Copy every line of the material below word for word.

═════ Data extract ═════

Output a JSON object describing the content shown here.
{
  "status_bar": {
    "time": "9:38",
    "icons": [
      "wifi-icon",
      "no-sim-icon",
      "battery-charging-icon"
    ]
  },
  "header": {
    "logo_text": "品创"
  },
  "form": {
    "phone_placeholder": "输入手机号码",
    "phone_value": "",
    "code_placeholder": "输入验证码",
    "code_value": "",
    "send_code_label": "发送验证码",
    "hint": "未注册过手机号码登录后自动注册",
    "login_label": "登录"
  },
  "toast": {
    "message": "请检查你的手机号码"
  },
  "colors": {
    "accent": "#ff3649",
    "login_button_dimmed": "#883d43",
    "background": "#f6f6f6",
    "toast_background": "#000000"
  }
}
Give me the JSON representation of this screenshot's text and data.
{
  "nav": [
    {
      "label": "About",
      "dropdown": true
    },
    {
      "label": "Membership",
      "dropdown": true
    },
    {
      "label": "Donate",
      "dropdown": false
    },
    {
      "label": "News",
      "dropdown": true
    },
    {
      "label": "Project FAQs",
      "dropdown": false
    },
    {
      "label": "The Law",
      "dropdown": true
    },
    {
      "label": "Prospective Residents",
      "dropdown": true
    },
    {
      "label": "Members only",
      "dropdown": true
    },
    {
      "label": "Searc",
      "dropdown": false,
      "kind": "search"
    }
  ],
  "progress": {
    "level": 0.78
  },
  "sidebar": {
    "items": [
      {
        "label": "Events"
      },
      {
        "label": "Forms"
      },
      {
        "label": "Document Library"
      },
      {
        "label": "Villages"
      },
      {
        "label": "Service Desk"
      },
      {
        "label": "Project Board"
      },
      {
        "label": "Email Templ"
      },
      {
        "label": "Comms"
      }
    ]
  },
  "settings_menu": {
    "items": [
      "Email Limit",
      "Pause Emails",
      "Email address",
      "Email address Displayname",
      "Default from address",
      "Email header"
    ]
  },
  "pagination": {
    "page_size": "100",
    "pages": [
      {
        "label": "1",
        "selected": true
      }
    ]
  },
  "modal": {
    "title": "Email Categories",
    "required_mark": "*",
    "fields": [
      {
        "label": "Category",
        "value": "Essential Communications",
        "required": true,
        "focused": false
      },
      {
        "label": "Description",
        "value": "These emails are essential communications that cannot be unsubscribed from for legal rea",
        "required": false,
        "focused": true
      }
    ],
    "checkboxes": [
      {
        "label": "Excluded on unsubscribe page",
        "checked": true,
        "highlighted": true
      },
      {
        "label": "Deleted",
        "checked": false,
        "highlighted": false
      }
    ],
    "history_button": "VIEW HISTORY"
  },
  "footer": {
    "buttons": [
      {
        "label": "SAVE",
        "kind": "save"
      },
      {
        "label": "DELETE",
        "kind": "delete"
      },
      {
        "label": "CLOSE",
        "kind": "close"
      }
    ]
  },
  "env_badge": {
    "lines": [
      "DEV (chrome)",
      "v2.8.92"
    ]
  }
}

═════

» **Exercise solution**
Output a JSON object describing the content shown here.
{
  "status_bar": {
    "time": "9:38",
    "icons": [
      "wifi-icon",
      "no-sim-icon",
      "battery-charging-icon"
    ]
  },
  "header": {
    "logo_text": "品创"
  },
  "form": {
    "phone_placeholder": "输入手机号码",
    "phone_value": "",
    "code_placeholder": "输入验证码",
    "code_value": "",
    "send_code_label": "发送验证码",
    "hint": "未注册过手机号码登录后自动注册",
    "login_label": "登录"
  },
  "toast": {
    "message": "请检查你的手机号码"
  },
  "colors": {
    "accent": "#ff3649",
    "login_button_dimmed": "#883d43",
    "background": "#f6f6f6",
    "toast_background": "#000000"
  }
}
Give me the JSON representation of this screenshot's text and data.
{
  "nav": [
    {
      "label": "About",
      "dropdown": true
    },
    {
      "label": "Membership",
      "dropdown": true
    },
    {
      "label": "Donate",
      "dropdown": false
    },
    {
      "label": "News",
      "dropdown": true
    },
    {
      "label": "Project FAQs",
      "dropdown": false
    },
    {
      "label": "The Law",
      "dropdown": true
    },
    {
      "label": "Prospective Residents",
      "dropdown": true
    },
    {
      "label": "Members only",
      "dropdown": true
    },
    {
      "label": "Searc",
      "dropdown": false,
      "kind": "search"
    }
  ],
  "progress": {
    "level": 0.78
  },
  "sidebar": {
    "items": [
      {
        "label": "Events"
      },
      {
        "label": "Forms"
      },
      {
        "label": "Document Library"
      },
      {
        "label": "Villages"
      },
      {
        "label": "Service Desk"
      },
      {
        "label": "Project Board"
      },
      {
        "label": "Email Templ"
      },
      {
        "label": "Comms"
      }
    ]
  },
  "settings_menu": {
    "items": [
      "Email Limit",
      "Pause Emails",
      "Email address",
      "Email address Displayname",
      "Default from address",
      "Email header"
    ]
  },
  "pagination": {
    "page_size": "100",
    "pages": [
      {
        "label": "1",
        "selected": true
      }
    ]
  },
  "modal": {
    "title": "Email Categories",
    "required_mark": "*",
    "fields": [
      {
        "label": "Category",
        "value": "Essential Communications",
        "required": true,
        "focused": false
      },
      {
        "label": "Description",
        "value": "These emails are essential communications that cannot be unsubscribed from for legal rea",
        "required": false,
        "focused": true
      }
    ],
    "checkboxes": [
      {
        "label": "Excluded on unsubscribe page",
        "checked": true,
        "highlighted": true
      },
      {
        "label": "Deleted",
        "checked": false,
        "highlighted": false
      }
    ],
    "history_button": "VIEW HISTORY"
  },
  "footer": {
    "buttons": [
      {
        "label": "SAVE",
        "kind": "save"
      },
      {
        "label": "DELETE",
        "kind": "delete"
      },
      {
        "label": "CLOSE",
        "kind": "close"
      }
    ]
  },
  "env_badge": {
    "lines": [
      "DEV (chrome)",
      "v2.8.92"
    ]
  }
}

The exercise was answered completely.